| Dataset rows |
━━━━━━━━━━

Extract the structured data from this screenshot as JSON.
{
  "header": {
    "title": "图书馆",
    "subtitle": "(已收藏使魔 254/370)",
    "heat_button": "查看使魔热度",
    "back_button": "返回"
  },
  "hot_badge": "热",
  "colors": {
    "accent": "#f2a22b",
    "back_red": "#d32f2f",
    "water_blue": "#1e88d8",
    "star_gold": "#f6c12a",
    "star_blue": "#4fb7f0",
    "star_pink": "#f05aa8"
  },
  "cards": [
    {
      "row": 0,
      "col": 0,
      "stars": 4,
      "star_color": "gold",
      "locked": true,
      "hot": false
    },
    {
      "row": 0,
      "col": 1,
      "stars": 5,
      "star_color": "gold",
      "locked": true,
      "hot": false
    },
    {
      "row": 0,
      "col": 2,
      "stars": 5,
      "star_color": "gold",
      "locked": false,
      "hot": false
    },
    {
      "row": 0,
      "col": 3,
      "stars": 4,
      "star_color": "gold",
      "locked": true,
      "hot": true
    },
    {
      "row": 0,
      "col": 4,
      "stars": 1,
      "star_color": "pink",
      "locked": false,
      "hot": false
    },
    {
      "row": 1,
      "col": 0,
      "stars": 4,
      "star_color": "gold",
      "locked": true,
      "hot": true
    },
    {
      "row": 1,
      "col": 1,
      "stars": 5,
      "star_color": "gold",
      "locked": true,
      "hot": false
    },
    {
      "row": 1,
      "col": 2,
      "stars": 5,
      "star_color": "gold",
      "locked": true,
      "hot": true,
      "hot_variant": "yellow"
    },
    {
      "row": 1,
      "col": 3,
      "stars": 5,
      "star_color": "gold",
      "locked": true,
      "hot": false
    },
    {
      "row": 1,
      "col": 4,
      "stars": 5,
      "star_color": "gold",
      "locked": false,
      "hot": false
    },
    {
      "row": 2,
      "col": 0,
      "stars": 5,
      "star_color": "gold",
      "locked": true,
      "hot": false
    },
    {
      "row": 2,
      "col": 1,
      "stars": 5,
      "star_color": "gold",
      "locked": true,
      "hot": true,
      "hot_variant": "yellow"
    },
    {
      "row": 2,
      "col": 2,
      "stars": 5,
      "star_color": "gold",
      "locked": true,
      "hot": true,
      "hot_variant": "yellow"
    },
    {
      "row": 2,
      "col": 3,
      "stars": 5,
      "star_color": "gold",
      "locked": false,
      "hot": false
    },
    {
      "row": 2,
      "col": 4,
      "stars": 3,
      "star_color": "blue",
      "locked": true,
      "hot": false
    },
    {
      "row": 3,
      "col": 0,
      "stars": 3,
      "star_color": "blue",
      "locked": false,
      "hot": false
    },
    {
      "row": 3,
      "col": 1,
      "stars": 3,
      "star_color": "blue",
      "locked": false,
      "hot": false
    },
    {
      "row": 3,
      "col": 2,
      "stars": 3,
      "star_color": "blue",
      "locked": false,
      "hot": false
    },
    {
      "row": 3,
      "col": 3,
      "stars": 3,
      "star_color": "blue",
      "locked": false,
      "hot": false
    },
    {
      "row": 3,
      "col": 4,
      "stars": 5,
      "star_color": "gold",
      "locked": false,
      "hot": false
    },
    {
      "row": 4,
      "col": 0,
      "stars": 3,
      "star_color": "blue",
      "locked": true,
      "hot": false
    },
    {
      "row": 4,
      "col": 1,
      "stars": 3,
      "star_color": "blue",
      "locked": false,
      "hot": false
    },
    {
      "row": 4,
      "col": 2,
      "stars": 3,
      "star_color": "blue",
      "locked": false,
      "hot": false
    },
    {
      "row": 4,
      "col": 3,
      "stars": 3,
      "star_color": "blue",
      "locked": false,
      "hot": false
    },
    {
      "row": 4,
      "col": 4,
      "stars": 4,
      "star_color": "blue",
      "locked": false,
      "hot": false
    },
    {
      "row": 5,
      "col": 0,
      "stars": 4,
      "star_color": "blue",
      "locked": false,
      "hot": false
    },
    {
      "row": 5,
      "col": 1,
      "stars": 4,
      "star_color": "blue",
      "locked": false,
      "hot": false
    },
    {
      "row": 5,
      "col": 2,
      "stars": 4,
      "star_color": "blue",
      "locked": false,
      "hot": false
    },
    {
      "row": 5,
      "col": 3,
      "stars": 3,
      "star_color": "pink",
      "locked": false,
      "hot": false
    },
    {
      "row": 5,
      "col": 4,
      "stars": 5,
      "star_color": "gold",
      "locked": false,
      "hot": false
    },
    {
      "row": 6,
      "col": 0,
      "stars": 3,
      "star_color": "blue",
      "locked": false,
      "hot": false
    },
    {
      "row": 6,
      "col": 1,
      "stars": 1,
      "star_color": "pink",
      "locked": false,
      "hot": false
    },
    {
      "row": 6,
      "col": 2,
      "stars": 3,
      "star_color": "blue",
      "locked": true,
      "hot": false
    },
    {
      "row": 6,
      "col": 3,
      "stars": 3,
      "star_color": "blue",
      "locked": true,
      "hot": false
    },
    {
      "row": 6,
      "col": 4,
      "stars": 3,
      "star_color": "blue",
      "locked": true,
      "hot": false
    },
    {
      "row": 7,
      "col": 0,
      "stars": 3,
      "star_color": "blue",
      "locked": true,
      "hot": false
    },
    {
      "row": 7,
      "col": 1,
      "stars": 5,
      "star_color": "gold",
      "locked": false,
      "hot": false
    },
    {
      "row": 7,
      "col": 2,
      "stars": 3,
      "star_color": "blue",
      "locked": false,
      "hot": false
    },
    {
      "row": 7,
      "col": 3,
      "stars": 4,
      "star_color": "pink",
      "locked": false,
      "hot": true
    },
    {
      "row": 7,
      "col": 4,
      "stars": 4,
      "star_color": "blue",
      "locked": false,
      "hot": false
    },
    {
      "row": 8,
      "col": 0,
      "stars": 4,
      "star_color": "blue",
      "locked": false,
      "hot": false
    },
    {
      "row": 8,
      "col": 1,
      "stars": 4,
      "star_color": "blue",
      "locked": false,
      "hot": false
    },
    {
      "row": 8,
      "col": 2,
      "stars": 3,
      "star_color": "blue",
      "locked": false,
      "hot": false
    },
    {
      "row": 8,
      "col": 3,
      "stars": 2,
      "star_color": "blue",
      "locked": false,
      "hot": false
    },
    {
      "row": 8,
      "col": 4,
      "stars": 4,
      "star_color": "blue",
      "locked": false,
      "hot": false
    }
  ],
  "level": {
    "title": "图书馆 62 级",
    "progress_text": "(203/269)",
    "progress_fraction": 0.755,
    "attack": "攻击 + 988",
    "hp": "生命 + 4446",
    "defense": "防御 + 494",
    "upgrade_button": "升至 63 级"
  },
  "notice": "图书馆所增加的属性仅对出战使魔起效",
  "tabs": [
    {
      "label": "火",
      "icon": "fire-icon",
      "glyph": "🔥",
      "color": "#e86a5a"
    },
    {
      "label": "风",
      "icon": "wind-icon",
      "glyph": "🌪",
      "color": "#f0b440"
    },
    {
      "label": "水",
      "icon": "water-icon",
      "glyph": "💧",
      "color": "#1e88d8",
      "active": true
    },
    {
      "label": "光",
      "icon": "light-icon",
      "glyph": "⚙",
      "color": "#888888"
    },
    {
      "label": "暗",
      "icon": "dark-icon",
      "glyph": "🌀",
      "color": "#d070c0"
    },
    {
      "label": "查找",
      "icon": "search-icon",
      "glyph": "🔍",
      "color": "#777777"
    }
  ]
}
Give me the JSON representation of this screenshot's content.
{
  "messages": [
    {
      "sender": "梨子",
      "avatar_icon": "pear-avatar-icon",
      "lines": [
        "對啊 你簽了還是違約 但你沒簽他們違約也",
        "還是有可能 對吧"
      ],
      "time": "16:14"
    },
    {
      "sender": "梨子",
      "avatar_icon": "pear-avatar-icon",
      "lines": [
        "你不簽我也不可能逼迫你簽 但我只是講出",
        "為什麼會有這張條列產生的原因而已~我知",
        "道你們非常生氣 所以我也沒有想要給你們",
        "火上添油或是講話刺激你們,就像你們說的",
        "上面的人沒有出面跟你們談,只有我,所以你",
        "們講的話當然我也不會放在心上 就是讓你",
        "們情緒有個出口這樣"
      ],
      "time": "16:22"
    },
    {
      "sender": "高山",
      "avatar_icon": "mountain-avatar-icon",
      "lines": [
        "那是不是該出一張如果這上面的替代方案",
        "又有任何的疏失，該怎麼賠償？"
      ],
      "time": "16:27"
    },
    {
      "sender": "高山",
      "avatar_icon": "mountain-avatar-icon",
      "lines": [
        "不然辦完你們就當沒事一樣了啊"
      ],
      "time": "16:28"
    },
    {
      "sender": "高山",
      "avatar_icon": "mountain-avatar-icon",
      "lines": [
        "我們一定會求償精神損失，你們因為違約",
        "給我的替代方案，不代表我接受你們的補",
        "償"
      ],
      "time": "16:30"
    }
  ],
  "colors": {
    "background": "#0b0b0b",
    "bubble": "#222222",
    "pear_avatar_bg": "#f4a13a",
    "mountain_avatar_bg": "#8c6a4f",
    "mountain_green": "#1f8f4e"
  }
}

━━━━━━━━━━

| REQUEST |
State, as a number only, how many lines in the entries include "JSON".

| WRITTEN ANSWER |
2